Hi,
I'm trying to use the Spark Sink with Flume but it seems I'm missing some
of the dependencies.
I'm running the following code:
./bin/spark-shell --master yarn --jars
/home/impact/flumeStreaming/spark-streaming-flume_2.10-1.6.1.jar,/home/impact/flumeStreaming/flume-ng-core-1.6.0.jar,/home/impact/flumeStreaming/flume-ng-sdk-1.6.0.jar
import org.apache.spark.streaming.flume._
import org.apache.spark.streaming._
val ssc = new StreamingContext(sc, Seconds(60))
val flumeStream = FlumeUtils.createPollingStream(ssc, "impact1", 9999)
flumeStream.print
ssc.start
And getting this execption.

Image region annotations
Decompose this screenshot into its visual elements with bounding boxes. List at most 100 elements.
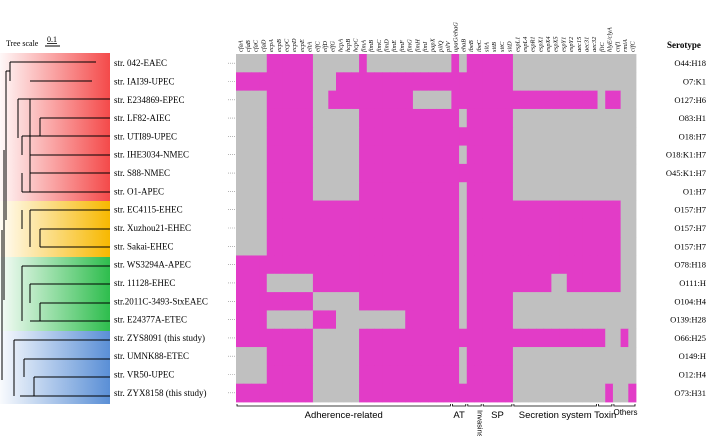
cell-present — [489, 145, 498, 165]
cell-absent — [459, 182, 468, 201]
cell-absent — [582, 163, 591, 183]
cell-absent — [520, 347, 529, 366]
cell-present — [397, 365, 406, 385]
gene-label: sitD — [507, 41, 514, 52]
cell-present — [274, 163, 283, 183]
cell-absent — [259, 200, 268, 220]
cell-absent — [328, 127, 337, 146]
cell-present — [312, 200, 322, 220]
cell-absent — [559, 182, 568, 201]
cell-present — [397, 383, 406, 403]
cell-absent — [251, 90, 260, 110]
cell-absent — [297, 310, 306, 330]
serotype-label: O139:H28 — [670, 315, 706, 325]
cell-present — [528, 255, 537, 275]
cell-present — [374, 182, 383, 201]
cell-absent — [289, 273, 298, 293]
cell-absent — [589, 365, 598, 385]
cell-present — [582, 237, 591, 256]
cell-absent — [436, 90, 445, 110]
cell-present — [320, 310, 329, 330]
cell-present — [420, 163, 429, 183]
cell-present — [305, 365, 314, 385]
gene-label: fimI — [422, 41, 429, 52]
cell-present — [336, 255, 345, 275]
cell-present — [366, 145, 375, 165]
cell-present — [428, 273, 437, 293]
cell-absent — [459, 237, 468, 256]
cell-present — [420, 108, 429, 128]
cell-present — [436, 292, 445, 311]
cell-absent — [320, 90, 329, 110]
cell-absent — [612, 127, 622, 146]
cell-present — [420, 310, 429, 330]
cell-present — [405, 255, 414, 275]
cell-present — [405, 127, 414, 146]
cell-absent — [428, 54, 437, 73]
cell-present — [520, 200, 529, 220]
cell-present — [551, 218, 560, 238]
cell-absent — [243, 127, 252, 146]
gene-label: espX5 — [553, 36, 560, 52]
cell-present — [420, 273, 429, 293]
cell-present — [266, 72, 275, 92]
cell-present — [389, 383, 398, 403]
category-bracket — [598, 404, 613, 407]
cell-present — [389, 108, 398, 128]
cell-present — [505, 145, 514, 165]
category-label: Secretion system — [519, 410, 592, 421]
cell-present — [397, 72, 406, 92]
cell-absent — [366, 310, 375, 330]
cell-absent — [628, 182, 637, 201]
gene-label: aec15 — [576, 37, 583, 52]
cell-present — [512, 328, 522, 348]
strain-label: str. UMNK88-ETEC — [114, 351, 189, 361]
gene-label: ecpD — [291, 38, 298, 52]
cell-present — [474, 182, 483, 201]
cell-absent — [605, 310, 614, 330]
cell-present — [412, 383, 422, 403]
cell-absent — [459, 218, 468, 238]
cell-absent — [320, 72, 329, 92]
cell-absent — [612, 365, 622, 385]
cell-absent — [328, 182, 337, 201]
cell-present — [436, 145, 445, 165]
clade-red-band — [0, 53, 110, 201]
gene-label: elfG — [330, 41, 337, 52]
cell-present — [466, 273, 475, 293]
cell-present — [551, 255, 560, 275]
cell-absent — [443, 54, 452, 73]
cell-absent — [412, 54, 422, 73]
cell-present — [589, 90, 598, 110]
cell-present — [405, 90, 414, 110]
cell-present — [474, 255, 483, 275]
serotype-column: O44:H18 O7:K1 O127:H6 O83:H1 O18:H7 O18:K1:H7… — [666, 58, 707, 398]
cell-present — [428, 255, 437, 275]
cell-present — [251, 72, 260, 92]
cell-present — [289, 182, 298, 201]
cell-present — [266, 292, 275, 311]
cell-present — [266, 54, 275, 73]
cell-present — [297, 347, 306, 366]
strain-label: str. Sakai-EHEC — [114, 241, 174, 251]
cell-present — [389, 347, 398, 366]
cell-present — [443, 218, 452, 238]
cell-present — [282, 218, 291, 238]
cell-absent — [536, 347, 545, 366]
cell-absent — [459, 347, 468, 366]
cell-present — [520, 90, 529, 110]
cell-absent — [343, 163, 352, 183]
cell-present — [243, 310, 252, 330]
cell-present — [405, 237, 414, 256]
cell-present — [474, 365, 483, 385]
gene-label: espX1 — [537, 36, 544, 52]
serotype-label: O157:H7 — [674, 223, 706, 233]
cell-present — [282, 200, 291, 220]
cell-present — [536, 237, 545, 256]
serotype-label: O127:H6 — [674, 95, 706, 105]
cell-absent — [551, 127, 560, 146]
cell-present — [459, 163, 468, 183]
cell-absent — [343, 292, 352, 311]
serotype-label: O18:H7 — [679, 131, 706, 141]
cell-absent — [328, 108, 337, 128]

### PROBLEMS TO WORK ON
1: In the forum post about using Spark with Flume, what is the poster trying to do, and what do they believe is going wrong?
2: Check each statement against the forum post about using Spark with Flume. For each one, answer yes or no and quote the words from the post that decide it.
(a) The Spark shell is launched with YARN as the master.
(b) The streaming context uses a batch interval of 30 seconds.
(c) The polling stream is created on port 9999.
3: Continue the forum post about using Spark with Flume from the point where it stops.

### FINAL RESULTS
1: The poster is trying to use the Spark Sink with Flume. They believe they are missing some of the dependencies.

2:
(a) Yes: "--master yarn".
(b) No: "Seconds(60)".
(c) Yes: "FlumeUtils.createPollingStream(ssc, "impact1", 9999)".

3:
16/03/20 18:17:17 INFO scheduler.ReceiverTracker: Registered receiver for
stream 0 from impact3.indigo.co.il:51581
16/03/20 18:17:17 WARN scheduler.TaskSetManager: Lost task 0.0 in stage 4.0
(TID 76, impact3.indigo.co.il): java.lang.NoClassDefFoundError:
org/apache/spark/streaming/flume/sink/SparkFlumeProtocol$Callback
at
org.apache.spark.streaming.flume.FlumePollingReceiver$$anonfun$onStart$1.apply(FlumePollingInputDStream.scala:84)
What deps am I missing ?
Thank you.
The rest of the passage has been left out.